**GIVEN EXERCISE:**
Work out the number of lines containing "nium". Answer with nothing but that number.

**INPUT MATERIAL:**
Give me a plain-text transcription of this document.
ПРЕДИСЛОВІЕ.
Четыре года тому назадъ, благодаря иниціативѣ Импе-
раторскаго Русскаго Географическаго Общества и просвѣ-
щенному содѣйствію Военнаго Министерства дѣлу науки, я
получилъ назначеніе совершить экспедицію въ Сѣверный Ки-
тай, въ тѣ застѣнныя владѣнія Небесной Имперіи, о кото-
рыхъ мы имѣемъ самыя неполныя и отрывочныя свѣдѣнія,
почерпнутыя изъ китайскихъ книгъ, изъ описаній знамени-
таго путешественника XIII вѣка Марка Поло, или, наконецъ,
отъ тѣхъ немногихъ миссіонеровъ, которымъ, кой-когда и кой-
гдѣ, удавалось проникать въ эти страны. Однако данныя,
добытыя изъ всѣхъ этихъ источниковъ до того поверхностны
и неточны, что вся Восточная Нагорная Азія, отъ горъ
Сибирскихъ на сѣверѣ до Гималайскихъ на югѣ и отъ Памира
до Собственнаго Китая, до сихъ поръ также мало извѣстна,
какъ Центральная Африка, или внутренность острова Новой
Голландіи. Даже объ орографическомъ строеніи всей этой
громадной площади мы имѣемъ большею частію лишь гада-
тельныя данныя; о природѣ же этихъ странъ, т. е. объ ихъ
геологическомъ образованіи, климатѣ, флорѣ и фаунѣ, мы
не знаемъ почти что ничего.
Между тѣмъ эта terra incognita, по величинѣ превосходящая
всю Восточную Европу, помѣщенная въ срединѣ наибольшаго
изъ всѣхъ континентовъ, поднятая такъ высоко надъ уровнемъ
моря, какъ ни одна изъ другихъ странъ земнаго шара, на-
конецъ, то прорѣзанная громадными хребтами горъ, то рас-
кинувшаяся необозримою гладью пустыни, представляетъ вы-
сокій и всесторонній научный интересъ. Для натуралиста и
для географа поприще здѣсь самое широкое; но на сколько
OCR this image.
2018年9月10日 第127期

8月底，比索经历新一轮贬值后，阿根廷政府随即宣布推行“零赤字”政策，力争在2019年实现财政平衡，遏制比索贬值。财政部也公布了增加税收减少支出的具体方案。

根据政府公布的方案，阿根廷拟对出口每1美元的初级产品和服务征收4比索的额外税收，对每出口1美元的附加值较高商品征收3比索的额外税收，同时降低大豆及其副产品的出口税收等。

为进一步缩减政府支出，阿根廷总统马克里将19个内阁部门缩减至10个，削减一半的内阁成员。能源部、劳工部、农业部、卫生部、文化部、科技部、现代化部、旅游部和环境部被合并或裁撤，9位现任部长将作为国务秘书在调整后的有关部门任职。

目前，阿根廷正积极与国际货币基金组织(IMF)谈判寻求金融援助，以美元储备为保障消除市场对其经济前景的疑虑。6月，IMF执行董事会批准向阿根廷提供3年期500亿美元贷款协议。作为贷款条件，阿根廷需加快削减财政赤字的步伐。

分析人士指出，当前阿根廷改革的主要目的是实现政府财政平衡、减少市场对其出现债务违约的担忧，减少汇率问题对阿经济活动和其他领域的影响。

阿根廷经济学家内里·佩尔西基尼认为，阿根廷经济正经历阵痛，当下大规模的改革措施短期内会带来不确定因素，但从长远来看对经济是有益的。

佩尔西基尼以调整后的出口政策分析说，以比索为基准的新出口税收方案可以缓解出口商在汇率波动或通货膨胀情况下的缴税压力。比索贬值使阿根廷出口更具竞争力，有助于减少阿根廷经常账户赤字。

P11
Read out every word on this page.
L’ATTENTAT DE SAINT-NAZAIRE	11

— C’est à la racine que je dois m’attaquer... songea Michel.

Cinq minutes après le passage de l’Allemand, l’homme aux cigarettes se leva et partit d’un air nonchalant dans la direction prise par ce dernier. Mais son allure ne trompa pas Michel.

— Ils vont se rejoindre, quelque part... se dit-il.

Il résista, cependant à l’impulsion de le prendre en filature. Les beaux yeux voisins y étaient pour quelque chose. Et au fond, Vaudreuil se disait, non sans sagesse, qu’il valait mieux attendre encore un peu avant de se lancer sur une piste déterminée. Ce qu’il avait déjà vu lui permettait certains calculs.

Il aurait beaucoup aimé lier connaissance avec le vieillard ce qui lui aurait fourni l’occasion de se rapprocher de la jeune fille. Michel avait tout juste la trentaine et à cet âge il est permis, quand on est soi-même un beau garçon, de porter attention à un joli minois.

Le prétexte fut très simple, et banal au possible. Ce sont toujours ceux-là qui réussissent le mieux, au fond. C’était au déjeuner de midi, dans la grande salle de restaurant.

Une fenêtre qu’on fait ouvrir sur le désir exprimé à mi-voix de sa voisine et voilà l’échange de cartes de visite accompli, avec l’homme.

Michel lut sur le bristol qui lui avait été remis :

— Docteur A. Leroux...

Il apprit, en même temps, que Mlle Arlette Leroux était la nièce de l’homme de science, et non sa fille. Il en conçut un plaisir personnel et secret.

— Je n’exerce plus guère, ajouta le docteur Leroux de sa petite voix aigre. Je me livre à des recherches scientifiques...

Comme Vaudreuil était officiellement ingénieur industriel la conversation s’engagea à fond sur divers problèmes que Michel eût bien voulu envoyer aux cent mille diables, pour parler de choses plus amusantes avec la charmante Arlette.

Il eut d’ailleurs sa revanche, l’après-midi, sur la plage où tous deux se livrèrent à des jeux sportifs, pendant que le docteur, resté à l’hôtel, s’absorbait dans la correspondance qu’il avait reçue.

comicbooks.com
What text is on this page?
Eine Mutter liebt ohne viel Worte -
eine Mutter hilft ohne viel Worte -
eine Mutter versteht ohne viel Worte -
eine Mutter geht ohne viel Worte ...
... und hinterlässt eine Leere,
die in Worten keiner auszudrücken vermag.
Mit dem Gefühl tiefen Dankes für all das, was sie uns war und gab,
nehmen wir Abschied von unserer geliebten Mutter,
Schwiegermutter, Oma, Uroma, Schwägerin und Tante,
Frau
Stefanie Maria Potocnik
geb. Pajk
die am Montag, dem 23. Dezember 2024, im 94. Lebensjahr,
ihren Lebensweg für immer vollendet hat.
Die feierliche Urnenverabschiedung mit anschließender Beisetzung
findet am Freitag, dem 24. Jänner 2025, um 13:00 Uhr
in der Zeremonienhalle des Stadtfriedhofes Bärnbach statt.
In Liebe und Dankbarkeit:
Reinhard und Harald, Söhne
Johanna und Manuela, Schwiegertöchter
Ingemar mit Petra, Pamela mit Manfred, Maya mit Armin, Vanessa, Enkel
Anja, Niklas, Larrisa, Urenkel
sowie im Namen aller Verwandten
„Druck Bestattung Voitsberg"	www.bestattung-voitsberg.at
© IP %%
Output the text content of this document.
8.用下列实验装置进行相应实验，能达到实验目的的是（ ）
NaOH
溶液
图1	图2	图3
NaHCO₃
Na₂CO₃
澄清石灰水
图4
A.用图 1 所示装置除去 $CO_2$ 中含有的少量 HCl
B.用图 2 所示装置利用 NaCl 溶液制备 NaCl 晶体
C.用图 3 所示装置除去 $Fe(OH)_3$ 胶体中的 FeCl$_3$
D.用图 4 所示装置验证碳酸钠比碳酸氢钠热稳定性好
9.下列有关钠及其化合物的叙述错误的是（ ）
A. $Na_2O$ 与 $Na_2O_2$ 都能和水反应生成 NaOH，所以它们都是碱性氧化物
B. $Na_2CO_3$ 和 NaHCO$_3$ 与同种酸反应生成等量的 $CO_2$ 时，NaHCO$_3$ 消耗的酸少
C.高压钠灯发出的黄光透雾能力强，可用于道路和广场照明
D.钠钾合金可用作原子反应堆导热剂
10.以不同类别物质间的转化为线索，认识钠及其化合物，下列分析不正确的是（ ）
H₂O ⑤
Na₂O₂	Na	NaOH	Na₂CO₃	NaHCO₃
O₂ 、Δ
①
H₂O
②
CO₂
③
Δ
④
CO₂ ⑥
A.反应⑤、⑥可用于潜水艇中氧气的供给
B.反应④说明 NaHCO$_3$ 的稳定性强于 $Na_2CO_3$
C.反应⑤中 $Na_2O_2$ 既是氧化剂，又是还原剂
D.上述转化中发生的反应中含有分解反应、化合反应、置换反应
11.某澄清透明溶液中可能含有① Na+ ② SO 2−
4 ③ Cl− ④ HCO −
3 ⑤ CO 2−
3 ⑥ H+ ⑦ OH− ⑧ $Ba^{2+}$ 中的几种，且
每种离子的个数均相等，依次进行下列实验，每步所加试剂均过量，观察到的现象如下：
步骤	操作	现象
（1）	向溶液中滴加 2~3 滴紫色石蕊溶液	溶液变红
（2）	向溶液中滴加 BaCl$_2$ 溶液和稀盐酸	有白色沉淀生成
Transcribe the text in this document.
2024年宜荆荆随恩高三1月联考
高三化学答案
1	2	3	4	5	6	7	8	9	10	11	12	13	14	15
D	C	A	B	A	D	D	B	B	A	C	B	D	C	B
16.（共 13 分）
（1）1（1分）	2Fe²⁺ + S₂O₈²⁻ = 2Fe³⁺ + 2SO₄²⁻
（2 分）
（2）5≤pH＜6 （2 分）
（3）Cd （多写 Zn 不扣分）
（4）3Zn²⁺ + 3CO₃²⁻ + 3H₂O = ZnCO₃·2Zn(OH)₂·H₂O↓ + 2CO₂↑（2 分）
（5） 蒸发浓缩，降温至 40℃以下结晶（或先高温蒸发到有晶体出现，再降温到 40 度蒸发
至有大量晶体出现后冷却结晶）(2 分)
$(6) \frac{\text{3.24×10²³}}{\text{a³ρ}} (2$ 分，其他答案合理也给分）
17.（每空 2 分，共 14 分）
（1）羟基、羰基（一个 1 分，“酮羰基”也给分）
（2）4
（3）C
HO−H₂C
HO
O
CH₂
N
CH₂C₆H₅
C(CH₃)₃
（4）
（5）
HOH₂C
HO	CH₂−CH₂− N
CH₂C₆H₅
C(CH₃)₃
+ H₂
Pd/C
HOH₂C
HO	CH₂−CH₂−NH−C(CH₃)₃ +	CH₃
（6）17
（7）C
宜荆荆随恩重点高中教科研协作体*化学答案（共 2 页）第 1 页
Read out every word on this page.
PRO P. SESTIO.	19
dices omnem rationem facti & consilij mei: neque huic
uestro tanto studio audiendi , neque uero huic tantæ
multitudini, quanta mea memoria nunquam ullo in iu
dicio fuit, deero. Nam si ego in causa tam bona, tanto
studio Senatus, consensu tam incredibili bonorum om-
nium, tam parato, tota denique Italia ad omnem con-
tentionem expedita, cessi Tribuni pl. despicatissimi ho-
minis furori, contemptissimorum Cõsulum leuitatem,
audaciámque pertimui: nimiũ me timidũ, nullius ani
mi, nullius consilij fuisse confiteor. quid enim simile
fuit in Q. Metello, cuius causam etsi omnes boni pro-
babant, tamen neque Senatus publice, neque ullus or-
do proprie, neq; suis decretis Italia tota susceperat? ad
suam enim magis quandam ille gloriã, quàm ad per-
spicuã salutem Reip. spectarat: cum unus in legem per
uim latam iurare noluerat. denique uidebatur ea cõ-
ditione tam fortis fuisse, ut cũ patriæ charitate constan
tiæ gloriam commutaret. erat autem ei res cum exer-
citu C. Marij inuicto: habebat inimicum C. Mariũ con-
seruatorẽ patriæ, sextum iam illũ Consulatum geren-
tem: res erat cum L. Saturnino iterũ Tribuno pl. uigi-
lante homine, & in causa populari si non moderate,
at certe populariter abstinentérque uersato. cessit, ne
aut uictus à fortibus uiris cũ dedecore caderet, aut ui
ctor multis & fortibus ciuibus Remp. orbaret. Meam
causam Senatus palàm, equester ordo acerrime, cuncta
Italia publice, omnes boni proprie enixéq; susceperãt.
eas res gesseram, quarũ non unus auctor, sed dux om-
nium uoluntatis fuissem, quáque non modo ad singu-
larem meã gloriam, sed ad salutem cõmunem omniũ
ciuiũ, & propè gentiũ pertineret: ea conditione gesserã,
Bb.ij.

**COMPLETE RESPONSE:**
2